## Quoted passage
+ + + +
Originally Posted by
HallsofIvy Did you replace $\displaystyle x_1$, $\displaystyle x_2$, $\displaystyle x_3$, and $\displaystyle x_4$ with 1, 1+ i, 1- i, 2- i and 2+ i, respectively?
First, the reason red-dog said, "I think the polynomial has real coefficients" is that if you allow complex coefficients, there are an infinite number of such polynomials. Assuming complex coefficients, all roots must be in complex conjugate pairs. That is why 1- i and 2+ i must also be roots. Of course, it follows (You've solved polynomial equations by factoring haven't you. Same idea here). Saying "monic" polynomial means the leading coefficient (the coefficient of $\displaystyle x^5$ here) is 1.
+ + + +
(Element position data)
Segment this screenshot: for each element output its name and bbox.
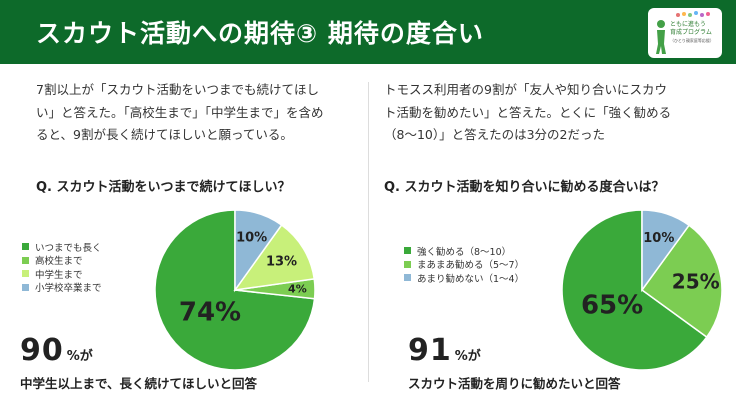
- program-logo: ともに進もう 育成プログラム （ひとり親家庭等応援）: [648, 8, 722, 58]
- child-silhouette-logo-icon: [656, 11, 710, 54]
- pie-label-0-1: 4%: [288, 283, 307, 296]
- logo-text: ともに進もう 育成プログラム （ひとり親家庭等応援）: [670, 21, 714, 43]
- pie-slice-1-0: [561, 209, 708, 371]
- left-question-title: Q. スカウト活動をいつまで続けてほしい？: [36, 180, 291, 195]
- left-summary-unit: %が: [66, 349, 93, 364]
- legend-item-0-3: 小学校卒業まで: [22, 281, 102, 295]
- left-summary-figure: 90 %が: [20, 333, 93, 368]
- legend-item-1-1: まあまあ勧める（5〜7）: [404, 258, 525, 272]
- left-pie-chart: 74% 4% 13% 10%: [154, 209, 316, 371]
- pie-label-1-2: 10%: [643, 231, 674, 246]
- left-summary-caption: 中学生以上まで、長く続けてほしいと回答: [20, 376, 258, 391]
- legend-label: いつまでも長く: [35, 242, 102, 254]
- right-chart-legend: 強く勧める（8〜10） まあまあ勧める（5〜7） あまり勧めない（1〜4）: [404, 244, 524, 285]
- legend-item-0-1: 高校生まで: [22, 254, 102, 268]
- right-description: トモスス利用者の9割が「友人や知り合いにスカウ ト活動を勧めたい」と答えた。とく…: [384, 82, 672, 142]
- pie-label-1-0: 65%: [581, 290, 643, 320]
- right-pie-chart: 65% 25% 10%: [561, 209, 723, 371]
- left-summary-number: 90: [20, 333, 64, 368]
- legend-label: 小学校卒業まで: [35, 283, 102, 295]
- pie-label-1-1: 25%: [672, 269, 720, 293]
- pie-slice-0-2: [233, 223, 316, 291]
- right-summary-unit: %が: [454, 349, 481, 364]
- legend-item-1-2: あまり勧めない（1〜4）: [404, 271, 524, 285]
- column-divider: [368, 82, 369, 382]
- legend-label: 高校生まで: [35, 256, 83, 268]
- right-question-title: Q. スカウト活動を知り合いに勧める度合いは？: [384, 180, 665, 195]
- legend-swatch: [404, 260, 411, 268]
- legend-swatch: [22, 256, 29, 264]
- left-description: 7割以上が「スカウト活動をいつまでも続けてほし い」と答えた。「高校生まで」「中…: [36, 82, 324, 142]
- pie-label-0-2: 13%: [266, 254, 297, 269]
- right-summary-number: 91: [408, 333, 452, 368]
- legend-label: 中学生まで: [35, 269, 83, 281]
- page-title: スカウト活動への期待③ 期待の度合い: [36, 19, 484, 48]
- header-bar: スカウト活動への期待③ 期待の度合い ともに進もう 育成プログラム （ひとり親家…: [0, 0, 736, 64]
- legend-swatch: [404, 274, 411, 282]
- legend-swatch: [22, 283, 29, 291]
- legend-label: あまり勧めない（1〜4）: [417, 273, 525, 285]
- legend-swatch: [404, 247, 411, 255]
- legend-label: 強く勧める（8〜10）: [417, 246, 512, 258]
- legend-item-1-0: 強く勧める（8〜10）: [404, 244, 524, 258]
- pie-slice-0-3: [234, 209, 283, 293]
- legend-item-0-2: 中学生まで: [22, 267, 102, 281]
- right-summary-caption: スカウト活動を周りに勧めたいと回答: [408, 376, 621, 391]
- left-chart-legend: いつまでも長く 高校生まで 中学生まで小学校卒業まで: [22, 240, 102, 294]
- right-summary-figure: 91 %が: [408, 333, 481, 368]
- pie-slice-1-2: [641, 209, 691, 293]
- pie-label-0-3: 10%: [236, 231, 267, 246]
- pie-slice-1-1: [640, 224, 723, 339]
- legend-label: まあまあ勧める（5〜7）: [417, 260, 525, 272]
- legend-swatch: [22, 270, 29, 278]
- legend-swatch: [22, 243, 29, 251]
- pie-label-0-0: 74%: [179, 297, 241, 327]
- legend-item-0-0: いつまでも長く: [22, 240, 102, 254]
+ + + +
## What to do
[a] From the forum post on polynomial roots, extract the passage beginning at the words "Originally Posted by" and ending after "here) is 1.".
[b] Extend the forum discussion about the monic polynomial and its complex roots, continuing from its last sentence.

## Set of answers
[a]
Originally Posted by
HallsofIvy Did you replace $\displaystyle x_1$, $\displaystyle x_2$, $\displaystyle x_3$, and $\displaystyle x_4$ with 1, 1+ i, 1- i, 2- i and 2+ i, respectively?
First, the reason red-dog said, "I think the polynomial has real coefficients" is that if you allow complex coefficients, there are an infinite number of such polynomials. Assuming complex coefficients, all roots must be in complex conjugate pairs. That is why 1- i and 2+ i must also be roots. Of course, it follows (You've solved polynomial equations by factoring haven't you. Same idea here). Saying "monic" polynomial means the leading coefficient (the coefficient of $\displaystyle x^5$ here) is 1.

[b]
That is why the polynomial must be the product, (x-1)(x-1-i)(x-1+i)(x-2+i)(x-2-i). That is the polynomial. Whether you are required to multiply that out depends on the particular statement of the question.
If you do, it's simplest to multiply the complex conjugates first: $\displaystyle (x-1-i)(x-1+i)$ can be done as "sum and difference product": $\displaystyle ((x-1)-i)((x-1)+i)= (x-1)^2- i^2= x^2- 2x+ 1+ 1= x^2- 2x+ 2$
(x-2+i)(x-2-i)= ((x-2)+i)((x-2)-i= $\displaystyle (x-2)^2- i^2= x^2- 4x+ 4+ 1= x^2- 4x+ 5$
The polynomial you want is $\displaystyle (x-1)(x^2- 2x+ 2)(x^2- 4x+ 5)$
Can you multiply that out?